BEGIN Reading passage
NWB I/O is carried out using the NWBHDF5IO class 2. This class is responsible for mapping an NWBFile object into HDF5 according to the NWB schema.

To write an NWBFile, use the write method.

io = NWBHDF5IO("basics_tutorial.nwb", mode="w")
io.write(nwbfile)
io.close()

You can also use NWBHDF5IO as a context manager:

with NWBHDF5IO("basics_tutorial.nwb", "w") as io:
    io.write(nwbfile)

Reading an NWB file

As with writing, reading is also carried out using the NWBHDF5IO class. To read the NWB file we just wrote, use another NWBHDF5IO object, and use the read method to retrieve an NWBFile object.

Data arrays are read passively from the file. Accessing the data attribute of the TimeSeries object does not read the data values, but presents an HDF5 object that can be indexed to read data. You can use the [:] operator to read the entire data array into memory.

with NWBHDF5IO("basics_tutorial.nwb", "r") as io:
    read_nwbfile = io.read()
    print(read_nwbfile.acquisition["test_timeseries"])
    print(read_nwbfile.acquisition["test_timeseries"].data[:])

It is often preferable to read only a portion of the data. To do this, index or slice into the data attribute just like if you were indexing or slicing a numpy array.

with NWBHDF5IO("basics_tutorial.nwb", "r") as io:
    read_nwbfile = io.read()
    print(read_nwbfile.acquisition["test_timeseries"])
    print(read_nwbfile.acquisition["test_timeseries"].data[:2])

Note

If you use NWBHDF5IO as a context manager during read, be aware that the NWBHDF5IO gets closed and when the context completes and the data will not be available outside of the context manager 3.

Accessing data

We can also access the SpatialSeries data by referencing the names of the objects in the hierarchy that contain it. We can access a processing module by indexing "nwbfile.processing" with the name of the processing module, "behavior".

Then, we can access the Position object inside of the "behavior" processing module by indexing it with the name of the Position object, "Position".

Finally, we can access the SpatialSeries object inside of the Position object by indexing it with the name of the SpatialSeries object, "SpatialSeries".

with NWBHDF5IO("basics_tutorial.nwb", "r") as io:
    read_nwbfile = io.read()
    print(read_nwbfile.processing["behavior"])
END Reading passage
BEGIN Data rows
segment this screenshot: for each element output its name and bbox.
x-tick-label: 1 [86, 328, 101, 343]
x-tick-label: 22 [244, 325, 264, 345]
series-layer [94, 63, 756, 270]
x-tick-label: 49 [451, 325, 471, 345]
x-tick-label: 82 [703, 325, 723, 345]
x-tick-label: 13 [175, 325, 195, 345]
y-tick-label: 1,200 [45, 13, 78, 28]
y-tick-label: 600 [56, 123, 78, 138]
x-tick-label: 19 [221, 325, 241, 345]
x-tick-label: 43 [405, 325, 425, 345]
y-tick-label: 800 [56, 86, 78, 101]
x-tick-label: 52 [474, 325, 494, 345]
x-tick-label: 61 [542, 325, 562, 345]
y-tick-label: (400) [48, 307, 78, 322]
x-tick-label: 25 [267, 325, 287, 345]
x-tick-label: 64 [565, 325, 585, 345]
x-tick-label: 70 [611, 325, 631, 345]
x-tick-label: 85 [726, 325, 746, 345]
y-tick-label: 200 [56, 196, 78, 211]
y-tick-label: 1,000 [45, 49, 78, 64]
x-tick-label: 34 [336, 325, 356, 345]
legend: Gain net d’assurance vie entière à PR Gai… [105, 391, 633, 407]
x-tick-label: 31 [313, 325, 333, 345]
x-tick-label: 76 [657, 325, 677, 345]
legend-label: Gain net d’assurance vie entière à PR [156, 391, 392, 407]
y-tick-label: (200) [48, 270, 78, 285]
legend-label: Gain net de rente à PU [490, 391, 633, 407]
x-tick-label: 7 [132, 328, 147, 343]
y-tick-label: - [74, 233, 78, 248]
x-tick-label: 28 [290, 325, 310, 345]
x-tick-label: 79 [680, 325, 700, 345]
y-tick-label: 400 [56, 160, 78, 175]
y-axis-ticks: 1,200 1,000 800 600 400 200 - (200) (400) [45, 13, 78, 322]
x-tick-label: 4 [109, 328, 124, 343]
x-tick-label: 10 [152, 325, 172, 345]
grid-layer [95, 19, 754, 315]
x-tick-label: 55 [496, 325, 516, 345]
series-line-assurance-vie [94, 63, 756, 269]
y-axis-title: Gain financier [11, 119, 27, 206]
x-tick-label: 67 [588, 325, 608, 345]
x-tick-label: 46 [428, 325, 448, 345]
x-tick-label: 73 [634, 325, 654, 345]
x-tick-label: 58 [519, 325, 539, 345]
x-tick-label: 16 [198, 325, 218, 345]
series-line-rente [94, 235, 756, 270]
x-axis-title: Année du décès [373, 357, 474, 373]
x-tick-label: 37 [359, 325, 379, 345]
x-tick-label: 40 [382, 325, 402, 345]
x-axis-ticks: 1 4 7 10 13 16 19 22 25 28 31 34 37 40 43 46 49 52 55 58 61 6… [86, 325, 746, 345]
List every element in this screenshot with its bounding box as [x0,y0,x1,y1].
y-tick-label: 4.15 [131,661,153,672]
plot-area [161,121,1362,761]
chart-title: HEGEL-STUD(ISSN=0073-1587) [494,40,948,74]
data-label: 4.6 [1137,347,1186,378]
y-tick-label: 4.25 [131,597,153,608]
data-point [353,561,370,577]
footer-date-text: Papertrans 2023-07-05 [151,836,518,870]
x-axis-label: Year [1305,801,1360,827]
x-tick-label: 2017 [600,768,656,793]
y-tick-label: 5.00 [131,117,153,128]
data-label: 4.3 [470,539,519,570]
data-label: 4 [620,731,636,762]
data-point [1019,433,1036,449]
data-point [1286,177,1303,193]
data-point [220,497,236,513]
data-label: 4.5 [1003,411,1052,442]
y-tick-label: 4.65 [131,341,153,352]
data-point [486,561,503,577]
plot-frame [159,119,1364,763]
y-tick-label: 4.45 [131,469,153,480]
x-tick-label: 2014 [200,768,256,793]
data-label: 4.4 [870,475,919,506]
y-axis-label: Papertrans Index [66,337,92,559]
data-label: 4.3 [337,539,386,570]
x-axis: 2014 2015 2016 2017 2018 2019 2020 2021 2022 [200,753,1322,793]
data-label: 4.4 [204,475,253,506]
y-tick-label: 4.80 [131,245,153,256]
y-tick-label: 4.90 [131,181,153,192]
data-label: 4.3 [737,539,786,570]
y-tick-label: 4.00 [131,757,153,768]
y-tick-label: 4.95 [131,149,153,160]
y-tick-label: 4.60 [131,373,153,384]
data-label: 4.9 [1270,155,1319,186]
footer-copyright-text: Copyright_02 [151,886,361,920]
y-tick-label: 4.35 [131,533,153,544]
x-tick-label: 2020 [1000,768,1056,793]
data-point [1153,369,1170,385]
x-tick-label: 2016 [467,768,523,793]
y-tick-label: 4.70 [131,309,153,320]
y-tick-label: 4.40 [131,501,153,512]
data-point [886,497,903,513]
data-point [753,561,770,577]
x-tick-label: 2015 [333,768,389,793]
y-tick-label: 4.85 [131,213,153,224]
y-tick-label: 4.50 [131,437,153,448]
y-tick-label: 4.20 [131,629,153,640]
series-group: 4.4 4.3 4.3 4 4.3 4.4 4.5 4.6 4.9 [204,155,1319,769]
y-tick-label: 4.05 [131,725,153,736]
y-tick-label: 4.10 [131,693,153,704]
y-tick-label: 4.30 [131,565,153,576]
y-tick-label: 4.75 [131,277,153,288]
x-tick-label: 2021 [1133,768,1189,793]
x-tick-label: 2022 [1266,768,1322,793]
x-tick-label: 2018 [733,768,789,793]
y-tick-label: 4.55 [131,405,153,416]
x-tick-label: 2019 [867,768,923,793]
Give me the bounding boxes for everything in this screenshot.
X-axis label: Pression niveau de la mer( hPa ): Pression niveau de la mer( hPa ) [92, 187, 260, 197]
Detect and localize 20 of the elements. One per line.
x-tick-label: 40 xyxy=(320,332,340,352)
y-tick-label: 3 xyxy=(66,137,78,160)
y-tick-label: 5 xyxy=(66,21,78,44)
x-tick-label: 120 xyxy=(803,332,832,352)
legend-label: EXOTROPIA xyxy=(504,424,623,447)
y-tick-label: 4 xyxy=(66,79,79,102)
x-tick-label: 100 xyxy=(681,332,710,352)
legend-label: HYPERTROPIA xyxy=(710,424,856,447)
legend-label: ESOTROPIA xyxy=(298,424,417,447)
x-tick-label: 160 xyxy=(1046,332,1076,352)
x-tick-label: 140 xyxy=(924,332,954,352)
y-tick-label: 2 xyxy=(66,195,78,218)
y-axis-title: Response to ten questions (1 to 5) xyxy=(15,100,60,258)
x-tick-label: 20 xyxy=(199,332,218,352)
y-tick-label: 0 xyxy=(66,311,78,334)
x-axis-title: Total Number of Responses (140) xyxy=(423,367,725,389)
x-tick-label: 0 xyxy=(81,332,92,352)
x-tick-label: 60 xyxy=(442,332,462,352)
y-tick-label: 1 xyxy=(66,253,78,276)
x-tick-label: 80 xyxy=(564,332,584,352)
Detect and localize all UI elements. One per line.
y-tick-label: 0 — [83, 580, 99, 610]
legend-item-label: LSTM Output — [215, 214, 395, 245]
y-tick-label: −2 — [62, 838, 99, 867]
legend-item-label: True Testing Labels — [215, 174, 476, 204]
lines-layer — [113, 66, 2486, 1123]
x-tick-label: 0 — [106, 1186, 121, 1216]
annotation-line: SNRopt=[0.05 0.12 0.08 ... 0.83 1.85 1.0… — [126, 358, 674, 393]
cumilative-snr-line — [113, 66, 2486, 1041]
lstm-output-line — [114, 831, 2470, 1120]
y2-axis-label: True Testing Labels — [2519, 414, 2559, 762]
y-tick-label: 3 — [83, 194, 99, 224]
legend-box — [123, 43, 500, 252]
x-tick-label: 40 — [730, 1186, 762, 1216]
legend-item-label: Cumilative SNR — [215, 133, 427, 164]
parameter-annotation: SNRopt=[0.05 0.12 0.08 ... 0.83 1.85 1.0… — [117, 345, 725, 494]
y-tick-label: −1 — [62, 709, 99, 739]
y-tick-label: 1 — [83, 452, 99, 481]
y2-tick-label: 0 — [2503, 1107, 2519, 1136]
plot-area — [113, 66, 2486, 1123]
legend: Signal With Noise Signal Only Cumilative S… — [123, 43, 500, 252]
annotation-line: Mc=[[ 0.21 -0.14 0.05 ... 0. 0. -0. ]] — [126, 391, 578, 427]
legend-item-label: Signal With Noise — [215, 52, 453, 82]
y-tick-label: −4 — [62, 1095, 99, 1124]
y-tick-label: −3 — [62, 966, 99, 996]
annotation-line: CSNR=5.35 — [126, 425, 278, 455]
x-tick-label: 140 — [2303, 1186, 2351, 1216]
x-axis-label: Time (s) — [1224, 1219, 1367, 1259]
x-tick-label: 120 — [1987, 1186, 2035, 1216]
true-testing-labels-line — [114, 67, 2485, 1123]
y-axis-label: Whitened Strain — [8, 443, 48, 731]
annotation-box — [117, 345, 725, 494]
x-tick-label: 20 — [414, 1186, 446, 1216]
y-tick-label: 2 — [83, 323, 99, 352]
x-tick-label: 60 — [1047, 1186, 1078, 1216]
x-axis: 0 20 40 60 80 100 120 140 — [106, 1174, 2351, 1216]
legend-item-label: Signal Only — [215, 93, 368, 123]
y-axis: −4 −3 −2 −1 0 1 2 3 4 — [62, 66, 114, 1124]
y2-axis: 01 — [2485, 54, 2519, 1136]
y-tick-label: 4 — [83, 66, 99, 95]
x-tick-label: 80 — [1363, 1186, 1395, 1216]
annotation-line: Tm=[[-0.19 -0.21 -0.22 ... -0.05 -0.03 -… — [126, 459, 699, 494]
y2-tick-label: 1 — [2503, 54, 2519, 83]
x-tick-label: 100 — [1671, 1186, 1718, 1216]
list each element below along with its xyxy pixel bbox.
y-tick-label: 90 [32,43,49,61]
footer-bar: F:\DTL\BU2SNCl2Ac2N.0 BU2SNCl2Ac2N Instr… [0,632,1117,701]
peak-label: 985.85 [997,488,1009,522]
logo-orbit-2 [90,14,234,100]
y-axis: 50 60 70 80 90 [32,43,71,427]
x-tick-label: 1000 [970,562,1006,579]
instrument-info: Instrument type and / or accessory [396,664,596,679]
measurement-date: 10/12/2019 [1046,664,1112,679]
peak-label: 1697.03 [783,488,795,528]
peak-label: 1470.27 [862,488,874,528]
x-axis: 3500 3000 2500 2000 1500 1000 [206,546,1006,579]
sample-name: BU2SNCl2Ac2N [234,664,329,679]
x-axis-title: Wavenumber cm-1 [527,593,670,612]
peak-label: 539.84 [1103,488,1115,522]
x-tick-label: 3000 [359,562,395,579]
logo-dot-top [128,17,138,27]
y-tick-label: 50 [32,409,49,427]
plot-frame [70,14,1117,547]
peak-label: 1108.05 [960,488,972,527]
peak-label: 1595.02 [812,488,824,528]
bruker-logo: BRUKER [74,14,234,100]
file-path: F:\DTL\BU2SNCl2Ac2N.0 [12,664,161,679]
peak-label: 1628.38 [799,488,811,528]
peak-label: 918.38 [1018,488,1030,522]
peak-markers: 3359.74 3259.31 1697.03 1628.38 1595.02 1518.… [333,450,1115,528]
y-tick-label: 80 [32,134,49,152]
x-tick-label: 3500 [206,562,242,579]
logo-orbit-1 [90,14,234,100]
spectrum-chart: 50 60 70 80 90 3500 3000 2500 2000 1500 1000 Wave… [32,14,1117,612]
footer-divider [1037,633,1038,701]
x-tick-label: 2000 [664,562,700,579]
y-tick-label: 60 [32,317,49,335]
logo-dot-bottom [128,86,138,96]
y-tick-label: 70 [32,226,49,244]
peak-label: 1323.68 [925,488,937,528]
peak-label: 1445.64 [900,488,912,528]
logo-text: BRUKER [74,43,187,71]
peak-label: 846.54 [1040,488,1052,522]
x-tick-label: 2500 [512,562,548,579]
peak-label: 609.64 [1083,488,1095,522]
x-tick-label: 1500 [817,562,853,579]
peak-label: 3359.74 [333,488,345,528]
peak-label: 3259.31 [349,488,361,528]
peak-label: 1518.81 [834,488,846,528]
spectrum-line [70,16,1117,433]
END Data rows
The tasks:
[A] Please copy the NWB tutorial from "It is often" up to and including "context manager 3.".
[B] According to the NWB tutorial, why does accessing the data attribute of a TimeSeries object not read its values? Answer in one to three sentences.
The items are material of their own, apart from the NWB tutorial.

Exercise results:
[A]
It is often preferable to read only a portion of the data. To do this, index or slice into the data attribute just like if you were indexing or slicing a numpy array.

with NWBHDF5IO("basics_tutorial.nwb", "r") as io:
    read_nwbfile = io.read()
    print(read_nwbfile.acquisition["test_timeseries"])
    print(read_nwbfile.acquisition["test_timeseries"].data[:2])

Note

If you use NWBHDF5IO as a context manager during read, be aware that the NWBHDF5IO gets closed and when the context completes and the data will not be available outside of the context manager 3.

[B] Data arrays are read passively from the file. So the data attribute gives an HDF5 object that must be indexed to read the values, for example with the [:] operator to load the whole array into memory.